Which lines hold the string "favorite"? Copy every one of them.

= = =

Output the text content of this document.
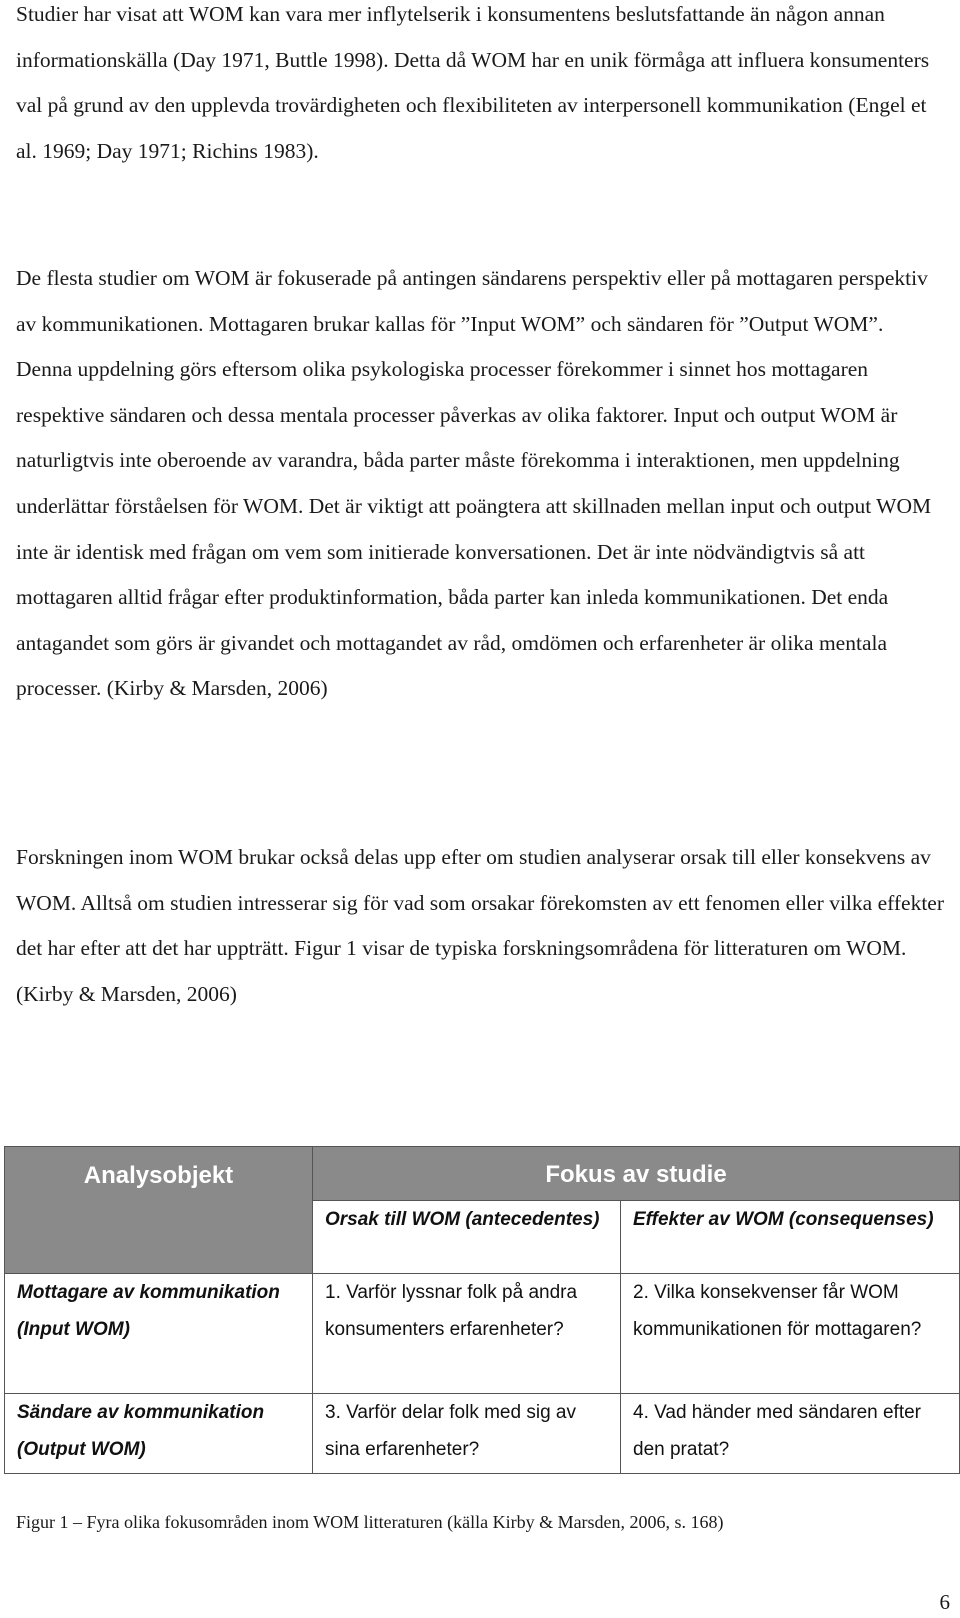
Studier har visat att WOM kan vara mer inflytelserik i konsumentens beslutsfattande än någon annan informationskälla (Day 1971, Buttle 1998). Detta då WOM har en unik förmåga att influera konsumenters val på grund av den upplevda trovärdigheten och flexibiliteten av interpersonell kommunikation (Engel et al. 1969; Day 1971; Richins 1983).

De flesta studier om WOM är fokuserade på antingen sändarens perspektiv eller på mottagaren perspektiv av kommunikationen. Mottagaren brukar kallas för ”Input WOM” och sändaren för ”Output WOM”. Denna uppdelning görs eftersom olika psykologiska processer förekommer i sinnet hos mottagaren respektive sändaren och dessa mentala processer påverkas av olika faktorer. Input och output WOM är naturligtvis inte oberoende av varandra, båda parter måste förekomma i interaktionen, men uppdelning underlättar förståelsen för WOM. Det är viktigt att poängtera att skillnaden mellan input och output WOM inte är identisk med frågan om vem som initierade konversationen. Det är inte nödvändigtvis så att mottagaren alltid frågar efter produktinformation, båda parter kan inleda kommunikationen. Det enda antagandet som görs är givandet och mottagandet av råd, omdömen och erfarenheter är olika mentala processer. (Kirby & Marsden, 2006)

Forskningen inom WOM brukar också delas upp efter om studien analyserar orsak till eller konsekvens av WOM. Alltså om studien intresserar sig för vad som orsakar förekomsten av ett fenomen eller vilka effekter det har efter att det har uppträtt. Figur 1 visar de typiska forskningsområdena för litteraturen om WOM. (Kirby & Marsden, 2006)

Analysobjekt	Fokus av studie	
	Orsak till WOM (antecedentes)	Effekter av WOM (consequenses)
Mottagare av kommunikation (Input WOM)	1. Varför lyssnar folk på andra konsumenters erfarenheter?	2. Vilka konsekvenser får WOM kommunikationen för mottagaren?
Sändare av kommunikation (Output WOM)	3. Varför delar folk med sig av sina erfarenheter?	4. Vad händer med sändaren efter den pratat?
Figur 1 – Fyra olika fokusområden inom WOM litteraturen (källa Kirby & Marsden, 2006, s. 168)
6
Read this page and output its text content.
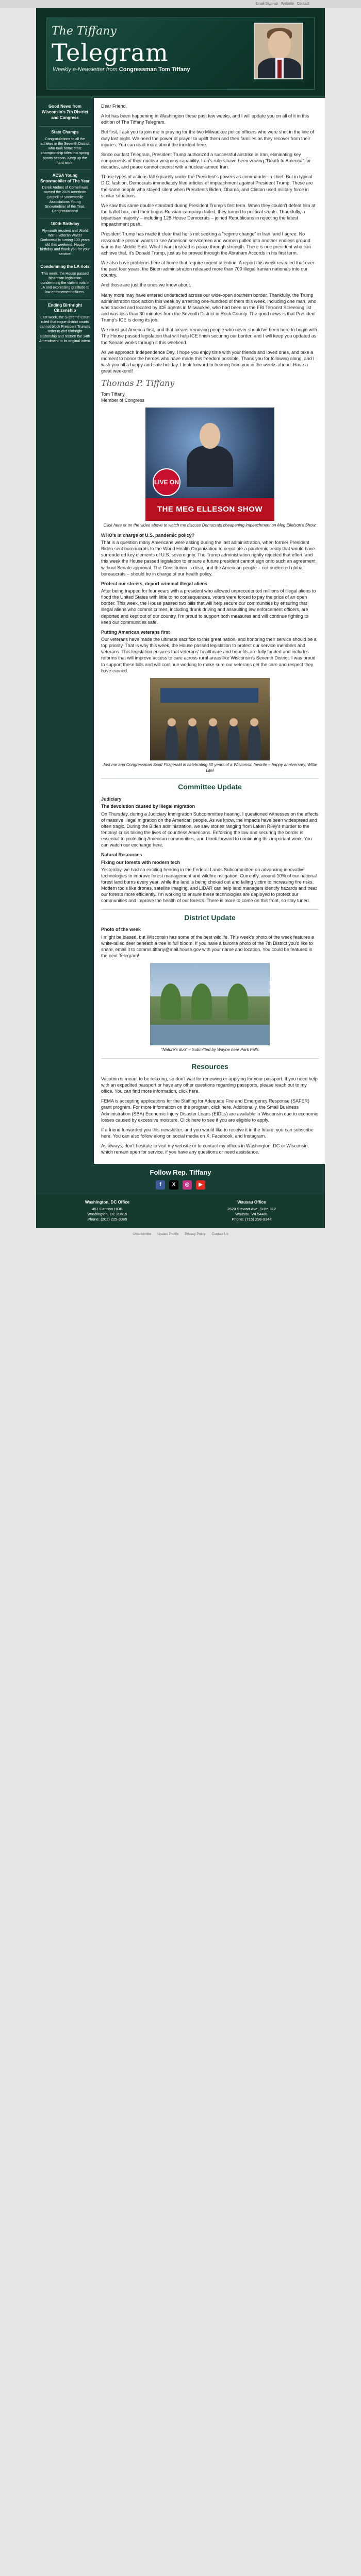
Email Sign-up Website Contact
The Tiffany
Telegram
Weekly e-Newsletter from Congressman Tom Tiffany
Good News from Wisconsin's 7th District and Congress
State Champs

Congratulations to all the athletes in the Seventh District who took home state championship titles this spring sports season. Keep up the hard work!

ACSA Young Snowmobiler of The Year

Derek Andres of Cornell was named the 2025 American Council of Snowmobile Associations Young Snowmobiler of the Year. Congratulations!

100th Birthday

Plymouth resident and World War II veteran Walter Gorkowski is turning 100 years old this weekend. Happy birthday and thank you for your service!

Condemning the LA riots

This week, the House passed bipartisan legislation condemning the violent riots in LA and expressing gratitude to law enforcement officers.

Ending Birthright Citizenship

Last week, the Supreme Court ruled that rogue district courts cannot block President Trump's order to end birthright citizenship and restore the 14th Amendment to its original intent.

Dear Friend,

A lot has been happening in Washington these past few weeks, and I will update you on all of it in this edition of The Tiffany Telegram.

But first, I ask you to join me in praying for the two Milwaukee police officers who were shot in the line of duty last night. We need the power of prayer to uplift them and their families as they recover from their injuries. You can read more about the incident here.

Since our last Telegram, President Trump authorized a successful airstrike in Iran, eliminating key components of their nuclear weapons capability. Iran's rulers have been vowing "Death to America" for decades, and peace cannot coexist with a nuclear-armed Iran.

Those types of actions fall squarely under the President's powers as commander-in-chief. But in typical D.C. fashion, Democrats immediately filed articles of impeachment against President Trump. These are the same people who stayed silent when Presidents Biden, Obama, and Clinton used military force in similar situations.

We saw this same double standard during President Trump's first term. When they couldn't defeat him at the ballot box, and their bogus Russian campaign failed, they turned to political stunts. Thankfully, a bipartisan majority – including 128 House Democrats – joined Republicans in rejecting the latest impeachment push.

President Trump has made it clear that he is not seeking a "regime change" in Iran, and I agree. No reasonable person wants to see American servicemen and women pulled into another endless ground war in the Middle East. What I want instead is peace through strength. There is one president who can achieve that, it's Donald Trump, just as he proved through the Abraham Accords in his first term.

We also have problems here at home that require urgent attention. A report this week revealed that over the past four years, the Biden administration released more than 700 illegal Iranian nationals into our country.

And those are just the ones we know about.

Many more may have entered undetected across our wide-open southern border. Thankfully, the Trump administration took action this week by arresting one-hundred of them this week, including one man, who was tracked and located by ICE agents in Milwaukee, who had been on the FBI Terrorist Screening list and was less than 30 minutes from the Seventh District in Rock County. The good news is that President Trump's ICE is doing its job.

We must put America first, and that means removing people who never should've been here to begin with. The House passed legislation that will help ICE finish securing our border, and I will keep you updated as the Senate works through it this weekend.

As we approach Independence Day, I hope you enjoy time with your friends and loved ones, and take a moment to honor the heroes who have made this freedom possible. Thank you for following along, and I wish you all a happy and safe holiday. I look forward to hearing from you in the weeks ahead. Have a great weekend!

Thomas P. Tiffany
Tom Tiffany
Member of Congress
LIVE ON
THE MEG ELLESON SHOW

Click here or on the video above to watch me discuss Democrats cheapening impeachment on Meg Ellefson's Show.

WHO's in charge of U.S. pandemic policy?

That is a question many Americans were asking during the last administration, when former President Biden sent bureaucrats to the World Health Organization to negotiate a pandemic treaty that would have surrendered key elements of U.S. sovereignty. The Trump administration rightly rejected that effort, and this week the House passed legislation to ensure a future president cannot sign onto such an agreement without Senate approval. The Constitution is clear, and the American people – not unelected global bureaucrats – should be in charge of our health policy.

Protect our streets, deport criminal illegal aliens

After being trapped for four years with a president who allowed unprecedented millions of illegal aliens to flood the United States with little to no consequences, voters were forced to pay the price of an open border. This week, the House passed two bills that will help secure our communities by ensuring that illegal aliens who commit crimes, including drunk driving and assaulting law enforcement officers, are deported and kept out of our country. I'm proud to support both measures and will continue fighting to keep our communities safe.

Putting American veterans first

Our veterans have made the ultimate sacrifice to this great nation, and honoring their service should be a top priority. That is why this week, the House passed legislation to protect our service members and veterans. This legislation ensures that veterans' healthcare and benefits are fully funded and includes reforms that will improve access to care across rural areas like Wisconsin's Seventh District. I was proud to support these bills and will continue working to make sure our veterans get the care and respect they have earned.

Just me and Congressman Scott Fitzgerald in celebrating 50 years of a Wisconsin favorite – happy anniversary, Willie Lite!

Committee Update
Judiciary
The devolution caused by illegal migration

On Thursday, during a Judiciary Immigration Subcommittee hearing, I questioned witnesses on the effects of massive illegal migration on the American people. As we know, the impacts have been widespread and often tragic. During the Biden administration, we saw stories ranging from Laken Riley's murder to the fentanyl crisis taking the lives of countless Americans. Enforcing the law and securing the border is essential to protecting American communities, and I look forward to continuing this important work. You can watch our exchange here.

Natural Resources
Fixing our forests with modern tech

Yesterday, we had an exciting hearing in the Federal Lands Subcommittee on advancing innovative technologies to improve forest management and wildfire mitigation. Currently, around 10% of our national forest land burns every year, while the land is being choked out and falling victim to increasing fire risks. Modern tools like drones, satellite imaging, and LiDAR can help land managers identify hazards and treat our forests more efficiently. I'm working to ensure these technologies are deployed to protect our communities and improve the health of our forests. There is more to come on this front, so stay tuned.

District Update
Photo of the week

I might be biased, but Wisconsin has some of the best wildlife. This week's photo of the week features a white-tailed deer beneath a tree in full bloom. If you have a favorite photo of the 7th District you'd like to share, email it to comms.tiffany@mail.house.gov with your name and location. You could be featured in the next Telegram!

"Nature's duo" – Submitted by Wayne near Park Falls

Resources

Vacation is meant to be relaxing, so don't wait for renewing or applying for your passport. If you need help with an expedited passport or have any other questions regarding passports, please reach out to my office. You can find more information, click here.

FEMA is accepting applications for the Staffing for Adequate Fire and Emergency Response (SAFER) grant program. For more information on the program, click here. Additionally, the Small Business Administration (SBA) Economic Injury Disaster Loans (EIDLs) are available in Wisconsin due to economic losses caused by excessive moisture. Click here to see if you are eligible to apply.

If a friend forwarded you this newsletter, and you would like to receive it in the future, you can subscribe here. You can also follow along on social media on X, Facebook, and Instagram.

As always, don't hesitate to visit my website or to contact my offices in Washington, DC or Wisconsin, which remain open for service, if you have any questions or need assistance.

Follow Rep. Tiffany
f	X	◎	▶
Washington, DC Office
451 Cannon HOB
Washington, DC 20515
Phone: (202) 225-3365
Wausau Office
2620 Stewart Ave, Suite 312
Wausau, WI 54401
Phone: (715) 298-9344
Unsubscribe Update Profile Privacy Policy Contact Us
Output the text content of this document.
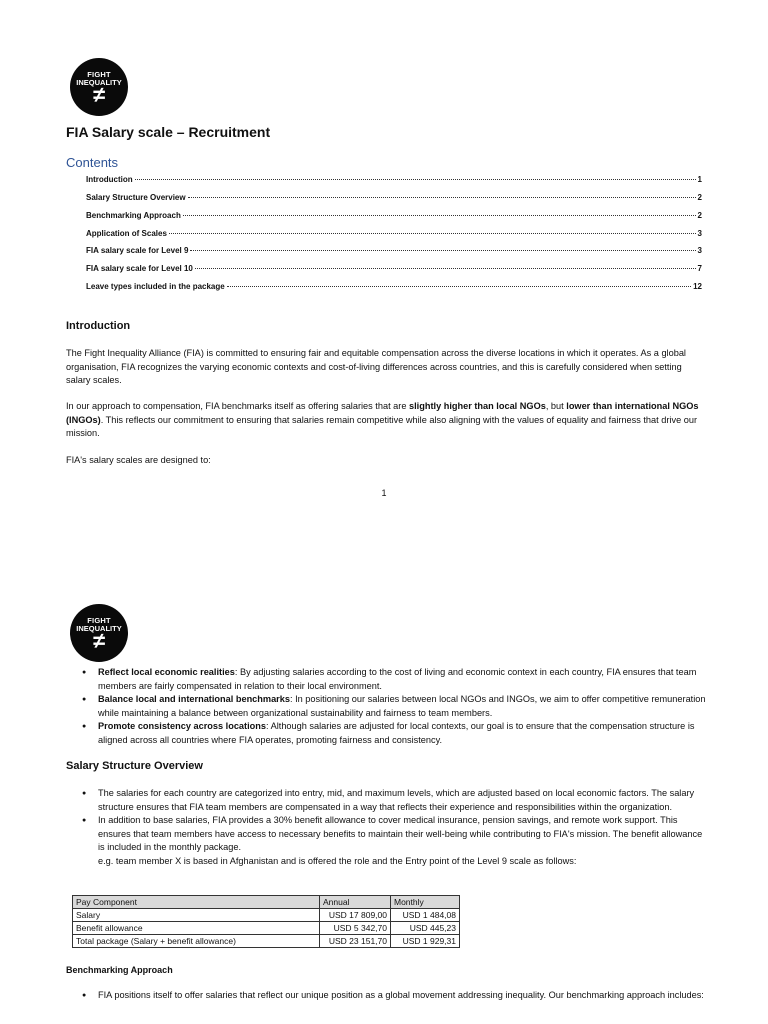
FIGHT
INEQUALITY
≠
FIA Salary scale – Recruitment
Contents
Introduction	1
Salary Structure Overview	2
Benchmarking Approach	2
Application of Scales	3
FIA salary scale for Level 9	3
FIA salary scale for Level 10	7
Leave types included in the package	12
Introduction
The Fight Inequality Alliance (FIA) is committed to ensuring fair and equitable compensation across the diverse locations in which it operates. As a global organisation, FIA recognizes the varying economic contexts and cost-of-living differences across countries, and this is carefully considered when setting salary scales.
In our approach to compensation, FIA benchmarks itself as offering salaries that are slightly higher than local NGOs, but lower than international NGOs (INGOs). This reflects our commitment to ensuring that salaries remain competitive while also aligning with the values of equality and fairness that drive our mission.
FIA's salary scales are designed to:
1
FIGHT
INEQUALITY
≠
● Reflect local economic realities: By adjusting salaries according to the cost of living and economic context in each country, FIA ensures that team members are fairly compensated in relation to their local environment.
● Balance local and international benchmarks: In positioning our salaries between local NGOs and INGOs, we aim to offer competitive remuneration while maintaining a balance between organizational sustainability and fairness to team members.
● Promote consistency across locations: Although salaries are adjusted for local contexts, our goal is to ensure that the compensation structure is aligned across all countries where FIA operates, promoting fairness and consistency.
Salary Structure Overview
● The salaries for each country are categorized into entry, mid, and maximum levels, which are adjusted based on local economic factors. The salary structure ensures that FIA team members are compensated in a way that reflects their experience and responsibilities within the organization.
● In addition to base salaries, FIA provides a 30% benefit allowance to cover medical insurance, pension savings, and remote work support. This ensures that team members have access to necessary benefits to maintain their well-being while contributing to FIA's mission. The benefit allowance is included in the monthly package.
e.g. team member X is based in Afghanistan and is offered the role and the Entry point of the Level 9 scale as follows:
Pay Component	Annual	Monthly
Salary	USD 17 809,00	USD 1 484,08
Benefit allowance	USD 5 342,70	USD 445,23
Total package (Salary + benefit allowance)	USD 23 151,70	USD 1 929,31
Benchmarking Approach
● FIA positions itself to offer salaries that reflect our unique position as a global movement addressing inequality. Our benchmarking approach includes:
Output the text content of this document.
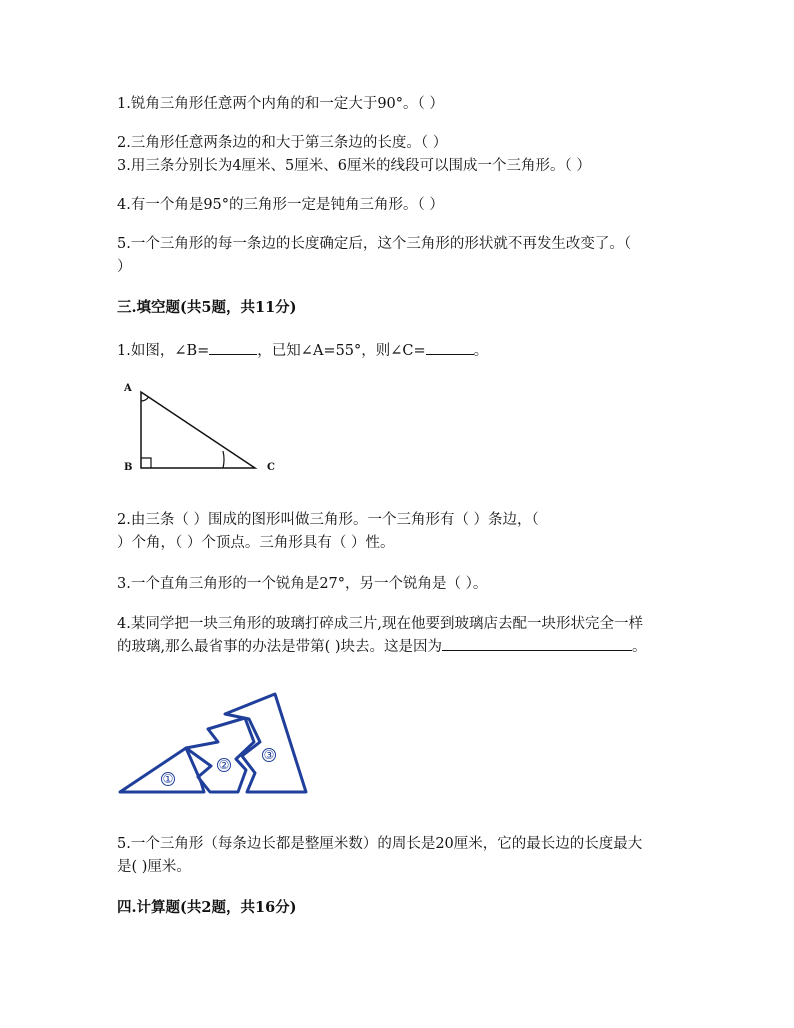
1.锐角三角形任意两个内角的和一定大于90°。（ ）
2.三角形任意两条边的和大于第三条边的长度。（ ）
3.用三条分别长为4厘米、5厘米、6厘米的线段可以围成一个三角形。（ ）
4.有一个角是95°的三角形一定是钝角三角形。（ ）
5.一个三角形的每一条边的长度确定后，这个三角形的形状就不再发生改变了。（
）
三.填空题(共5题，共11分)
1.如图，∠B=	，已知∠A=55°，则∠C=	。
A
B	C
2.由三条（ ）围成的图形叫做三角形。一个三角形有（ ）条边，（
）个角，（ ）个顶点。三角形具有（ ）性。
3.一个直角三角形的一个锐角是27°，另一个锐角是（ ）。
4.某同学把一块三角形的玻璃打碎成三片,现在他要到玻璃店去配一块形状完全一样
的玻璃,那么最省事的办法是带第( )块去。这是因为	。
①
②
③
5.一个三角形（每条边长都是整厘米数）的周长是20厘米，它的最长边的长度最大
是( )厘米。
四.计算题(共2题，共16分)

= = =

• SOLUTION TO THIS TASK
Just me and Congressman Scott Fitzgerald in celebrating 50 years of a Wisconsin favorite – happy anniversary, Willie Lite!
I might be biased, but Wisconsin has some of the best wildlife. This week's photo of the week features a white-tailed deer beneath a tree in full bloom. If you have a favorite photo of the 7th District you'd like to share, email it to comms.tiffany@mail.house.gov with your name and location. You could be featured in the next Telegram!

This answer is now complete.